(Data shown):
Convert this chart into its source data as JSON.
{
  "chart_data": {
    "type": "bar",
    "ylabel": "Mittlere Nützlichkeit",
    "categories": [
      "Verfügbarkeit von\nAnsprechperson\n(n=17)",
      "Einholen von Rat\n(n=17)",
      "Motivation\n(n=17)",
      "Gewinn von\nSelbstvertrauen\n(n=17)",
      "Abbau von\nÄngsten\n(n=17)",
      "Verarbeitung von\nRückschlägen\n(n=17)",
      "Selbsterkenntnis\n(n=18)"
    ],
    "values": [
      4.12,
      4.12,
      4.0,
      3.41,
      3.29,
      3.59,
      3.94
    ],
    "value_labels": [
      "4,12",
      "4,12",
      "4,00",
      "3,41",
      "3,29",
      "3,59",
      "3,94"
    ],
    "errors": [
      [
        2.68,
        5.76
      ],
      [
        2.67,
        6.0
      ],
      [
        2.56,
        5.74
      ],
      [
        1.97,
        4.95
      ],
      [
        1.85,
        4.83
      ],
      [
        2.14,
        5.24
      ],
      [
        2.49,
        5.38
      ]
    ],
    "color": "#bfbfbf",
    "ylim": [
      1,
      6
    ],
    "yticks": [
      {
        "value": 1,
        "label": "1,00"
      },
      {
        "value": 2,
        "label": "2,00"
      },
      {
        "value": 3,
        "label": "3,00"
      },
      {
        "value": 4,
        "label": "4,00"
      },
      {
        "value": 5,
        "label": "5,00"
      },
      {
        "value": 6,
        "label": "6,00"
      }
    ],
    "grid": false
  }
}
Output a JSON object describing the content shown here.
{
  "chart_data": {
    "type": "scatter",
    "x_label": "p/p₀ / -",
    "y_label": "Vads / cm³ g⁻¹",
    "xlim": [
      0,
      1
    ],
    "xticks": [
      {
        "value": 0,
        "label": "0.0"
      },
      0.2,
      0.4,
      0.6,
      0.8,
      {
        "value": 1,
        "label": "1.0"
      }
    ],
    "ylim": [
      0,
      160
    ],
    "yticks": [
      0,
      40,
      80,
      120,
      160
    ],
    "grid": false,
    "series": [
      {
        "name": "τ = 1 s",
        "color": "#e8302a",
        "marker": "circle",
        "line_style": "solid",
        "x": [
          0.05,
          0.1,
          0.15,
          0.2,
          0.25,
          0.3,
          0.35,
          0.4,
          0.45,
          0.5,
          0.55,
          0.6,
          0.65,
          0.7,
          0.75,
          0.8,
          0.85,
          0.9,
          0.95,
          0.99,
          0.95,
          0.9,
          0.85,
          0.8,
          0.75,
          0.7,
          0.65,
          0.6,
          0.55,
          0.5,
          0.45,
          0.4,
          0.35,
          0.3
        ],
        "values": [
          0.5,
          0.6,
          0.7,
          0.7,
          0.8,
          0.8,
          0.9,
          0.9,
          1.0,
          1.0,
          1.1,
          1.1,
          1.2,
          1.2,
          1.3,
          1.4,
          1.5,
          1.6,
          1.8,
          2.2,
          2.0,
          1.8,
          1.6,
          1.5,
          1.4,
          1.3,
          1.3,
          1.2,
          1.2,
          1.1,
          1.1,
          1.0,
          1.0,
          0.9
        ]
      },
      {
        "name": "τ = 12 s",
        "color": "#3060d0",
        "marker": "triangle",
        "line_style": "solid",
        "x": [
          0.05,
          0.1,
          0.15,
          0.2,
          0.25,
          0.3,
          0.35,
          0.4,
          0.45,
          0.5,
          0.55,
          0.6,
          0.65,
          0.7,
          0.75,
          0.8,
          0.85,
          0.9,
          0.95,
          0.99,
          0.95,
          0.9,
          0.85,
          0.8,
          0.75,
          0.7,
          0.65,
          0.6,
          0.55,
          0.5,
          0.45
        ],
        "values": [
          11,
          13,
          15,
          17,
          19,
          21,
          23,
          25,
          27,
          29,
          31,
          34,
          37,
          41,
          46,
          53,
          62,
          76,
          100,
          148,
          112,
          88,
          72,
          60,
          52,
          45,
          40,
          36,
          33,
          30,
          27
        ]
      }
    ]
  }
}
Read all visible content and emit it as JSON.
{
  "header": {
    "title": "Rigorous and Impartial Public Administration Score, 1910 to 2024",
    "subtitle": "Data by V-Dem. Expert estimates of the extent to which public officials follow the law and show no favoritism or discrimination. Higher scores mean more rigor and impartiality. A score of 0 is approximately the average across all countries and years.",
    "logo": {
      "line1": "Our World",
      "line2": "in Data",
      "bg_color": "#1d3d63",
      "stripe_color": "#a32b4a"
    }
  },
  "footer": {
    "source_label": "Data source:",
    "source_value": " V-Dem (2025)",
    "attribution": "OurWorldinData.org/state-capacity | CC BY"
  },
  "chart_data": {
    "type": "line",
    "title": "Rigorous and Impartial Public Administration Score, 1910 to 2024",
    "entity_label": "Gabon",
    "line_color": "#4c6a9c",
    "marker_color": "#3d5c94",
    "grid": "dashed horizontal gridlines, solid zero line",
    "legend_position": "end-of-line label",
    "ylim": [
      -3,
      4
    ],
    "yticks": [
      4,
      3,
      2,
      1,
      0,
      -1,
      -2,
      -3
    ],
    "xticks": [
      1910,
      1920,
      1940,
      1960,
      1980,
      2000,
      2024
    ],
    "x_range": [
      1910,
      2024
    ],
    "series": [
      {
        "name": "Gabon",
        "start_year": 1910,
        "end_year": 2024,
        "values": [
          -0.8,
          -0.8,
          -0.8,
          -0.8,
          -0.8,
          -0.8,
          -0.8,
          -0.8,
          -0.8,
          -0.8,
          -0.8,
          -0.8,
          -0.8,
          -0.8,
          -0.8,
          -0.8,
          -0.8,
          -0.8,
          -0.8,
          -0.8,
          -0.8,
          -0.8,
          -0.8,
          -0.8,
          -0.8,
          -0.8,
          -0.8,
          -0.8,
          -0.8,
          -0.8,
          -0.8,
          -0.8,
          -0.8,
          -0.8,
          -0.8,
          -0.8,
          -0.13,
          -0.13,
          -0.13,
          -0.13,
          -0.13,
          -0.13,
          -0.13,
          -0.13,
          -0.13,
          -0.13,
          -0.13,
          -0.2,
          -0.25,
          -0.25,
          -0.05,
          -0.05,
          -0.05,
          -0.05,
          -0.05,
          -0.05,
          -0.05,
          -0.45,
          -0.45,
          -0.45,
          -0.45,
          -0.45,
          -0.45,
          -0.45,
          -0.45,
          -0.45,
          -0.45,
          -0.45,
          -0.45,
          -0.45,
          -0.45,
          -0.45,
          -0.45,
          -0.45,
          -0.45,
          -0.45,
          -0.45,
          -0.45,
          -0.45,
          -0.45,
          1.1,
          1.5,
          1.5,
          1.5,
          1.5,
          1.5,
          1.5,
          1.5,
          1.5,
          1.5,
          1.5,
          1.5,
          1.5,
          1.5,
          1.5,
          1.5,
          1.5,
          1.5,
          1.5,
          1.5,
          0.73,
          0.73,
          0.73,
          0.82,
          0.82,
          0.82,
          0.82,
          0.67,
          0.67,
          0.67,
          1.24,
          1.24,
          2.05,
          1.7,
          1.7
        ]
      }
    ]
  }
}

(Stated exercise):
Set down every record above exactly as given.

(Answer to the exercise):
Convert this chart into its source data as JSON.
{
  "chart_data": {
    "type": "bar",
    "ylabel": "Mittlere Nützlichkeit",
    "categories": [
      "Verfügbarkeit von\nAnsprechperson\n(n=17)",
      "Einholen von Rat\n(n=17)",
      "Motivation\n(n=17)",
      "Gewinn von\nSelbstvertrauen\n(n=17)",
      "Abbau von\nÄngsten\n(n=17)",
      "Verarbeitung von\nRückschlägen\n(n=17)",
      "Selbsterkenntnis\n(n=18)"
    ],
    "values": [
      4.12,
      4.12,
      4.0,
      3.41,
      3.29,
      3.59,
      3.94
    ],
    "value_labels": [
      "4,12",
      "4,12",
      "4,00",
      "3,41",
      "3,29",
      "3,59",
      "3,94"
    ],
    "errors": [
      [
        2.68,
        5.76
      ],
      [
        2.67,
        6.0
      ],
      [
        2.56,
        5.74
      ],
      [
        1.97,
        4.95
      ],
      [
        1.85,
        4.83
      ],
      [
        2.14,
        5.24
      ],
      [
        2.49,
        5.38
      ]
    ],
    "color": "#bfbfbf",
    "ylim": [
      1,
      6
    ],
    "yticks": [
      {
        "value": 1,
        "label": "1,00"
      },
      {
        "value": 2,
        "label": "2,00"
      },
      {
        "value": 3,
        "label": "3,00"
      },
      {
        "value": 4,
        "label": "4,00"
      },
      {
        "value": 5,
        "label": "5,00"
      },
      {
        "value": 6,
        "label": "6,00"
      }
    ],
    "grid": false
  }
}
Output a JSON object describing the content shown here.
{
  "chart_data": {
    "type": "scatter",
    "x_label": "p/p₀ / -",
    "y_label": "Vads / cm³ g⁻¹",
    "xlim": [
      0,
      1
    ],
    "xticks": [
      {
        "value": 0,
        "label": "0.0"
      },
      0.2,
      0.4,
      0.6,
      0.8,
      {
        "value": 1,
        "label": "1.0"
      }
    ],
    "ylim": [
      0,
      160
    ],
    "yticks": [
      0,
      40,
      80,
      120,
      160
    ],
    "grid": false,
    "series": [
      {
        "name": "τ = 1 s",
        "color": "#e8302a",
        "marker": "circle",
        "line_style": "solid",
        "x": [
          0.05,
          0.1,
          0.15,
          0.2,
          0.25,
          0.3,
          0.35,
          0.4,
          0.45,
          0.5,
          0.55,
          0.6,
          0.65,
          0.7,
          0.75,
          0.8,
          0.85,
          0.9,
          0.95,
          0.99,
          0.95,
          0.9,
          0.85,
          0.8,
          0.75,
          0.7,
          0.65,
          0.6,
          0.55,
          0.5,
          0.45,
          0.4,
          0.35,
          0.3
        ],
        "values": [
          0.5,
          0.6,
          0.7,
          0.7,
          0.8,
          0.8,
          0.9,
          0.9,
          1.0,
          1.0,
          1.1,
          1.1,
          1.2,
          1.2,
          1.3,
          1.4,
          1.5,
          1.6,
          1.8,
          2.2,
          2.0,
          1.8,
          1.6,
          1.5,
          1.4,
          1.3,
          1.3,
          1.2,
          1.2,
          1.1,
          1.1,
          1.0,
          1.0,
          0.9
        ]
      },
      {
        "name": "τ = 12 s",
        "color": "#3060d0",
        "marker": "triangle",
        "line_style": "solid",
        "x": [
          0.05,
          0.1,
          0.15,
          0.2,
          0.25,
          0.3,
          0.35,
          0.4,
          0.45,
          0.5,
          0.55,
          0.6,
          0.65,
          0.7,
          0.75,
          0.8,
          0.85,
          0.9,
          0.95,
          0.99,
          0.95,
          0.9,
          0.85,
          0.8,
          0.75,
          0.7,
          0.65,
          0.6,
          0.55,
          0.5,
          0.45
        ],
        "values": [
          11,
          13,
          15,
          17,
          19,
          21,
          23,
          25,
          27,
          29,
          31,
          34,
          37,
          41,
          46,
          53,
          62,
          76,
          100,
          148,
          112,
          88,
          72,
          60,
          52,
          45,
          40,
          36,
          33,
          30,
          27
        ]
      }
    ]
  }
}
Read all visible content and emit it as JSON.
{
  "header": {
    "title": "Rigorous and Impartial Public Administration Score, 1910 to 2024",
    "subtitle": "Data by V-Dem. Expert estimates of the extent to which public officials follow the law and show no favoritism or discrimination. Higher scores mean more rigor and impartiality. A score of 0 is approximately the average across all countries and years.",
    "logo": {
      "line1": "Our World",
      "line2": "in Data",
      "bg_color": "#1d3d63",
      "stripe_color": "#a32b4a"
    }
  },
  "footer": {
    "source_label": "Data source:",
    "source_value": " V-Dem (2025)",
    "attribution": "OurWorldinData.org/state-capacity | CC BY"
  },
  "chart_data": {
    "type": "line",
    "title": "Rigorous and Impartial Public Administration Score, 1910 to 2024",
    "entity_label": "Gabon",
    "line_color": "#4c6a9c",
    "marker_color": "#3d5c94",
    "grid": "dashed horizontal gridlines, solid zero line",
    "legend_position": "end-of-line label",
    "ylim": [
      -3,
      4
    ],
    "yticks": [
      4,
      3,
      2,
      1,
      0,
      -1,
      -2,
      -3
    ],
    "xticks": [
      1910,
      1920,
      1940,
      1960,
      1980,
      2000,
      2024
    ],
    "x_range": [
      1910,
      2024
    ],
    "series": [
      {
        "name": "Gabon",
        "start_year": 1910,
        "end_year": 2024,
        "values": [
          -0.8,
          -0.8,
          -0.8,
          -0.8,
          -0.8,
          -0.8,
          -0.8,
          -0.8,
          -0.8,
          -0.8,
          -0.8,
          -0.8,
          -0.8,
          -0.8,
          -0.8,
          -0.8,
          -0.8,
          -0.8,
          -0.8,
          -0.8,
          -0.8,
          -0.8,
          -0.8,
          -0.8,
          -0.8,
          -0.8,
          -0.8,
          -0.8,
          -0.8,
          -0.8,
          -0.8,
          -0.8,
          -0.8,
          -0.8,
          -0.8,
          -0.8,
          -0.13,
          -0.13,
          -0.13,
          -0.13,
          -0.13,
          -0.13,
          -0.13,
          -0.13,
          -0.13,
          -0.13,
          -0.13,
          -0.2,
          -0.25,
          -0.25,
          -0.05,
          -0.05,
          -0.05,
          -0.05,
          -0.05,
          -0.05,
          -0.05,
          -0.45,
          -0.45,
          -0.45,
          -0.45,
          -0.45,
          -0.45,
          -0.45,
          -0.45,
          -0.45,
          -0.45,
          -0.45,
          -0.45,
          -0.45,
          -0.45,
          -0.45,
          -0.45,
          -0.45,
          -0.45,
          -0.45,
          -0.45,
          -0.45,
          -0.45,
          -0.45,
          1.1,
          1.5,
          1.5,
          1.5,
          1.5,
          1.5,
          1.5,
          1.5,
          1.5,
          1.5,
          1.5,
          1.5,
          1.5,
          1.5,
          1.5,
          1.5,
          1.5,
          1.5,
          1.5,
          1.5,
          0.73,
          0.73,
          0.73,
          0.82,
          0.82,
          0.82,
          0.82,
          0.67,
          0.67,
          0.67,
          1.24,
          1.24,
          2.05,
          1.7,
          1.7
        ]
      }
    ]
  }
}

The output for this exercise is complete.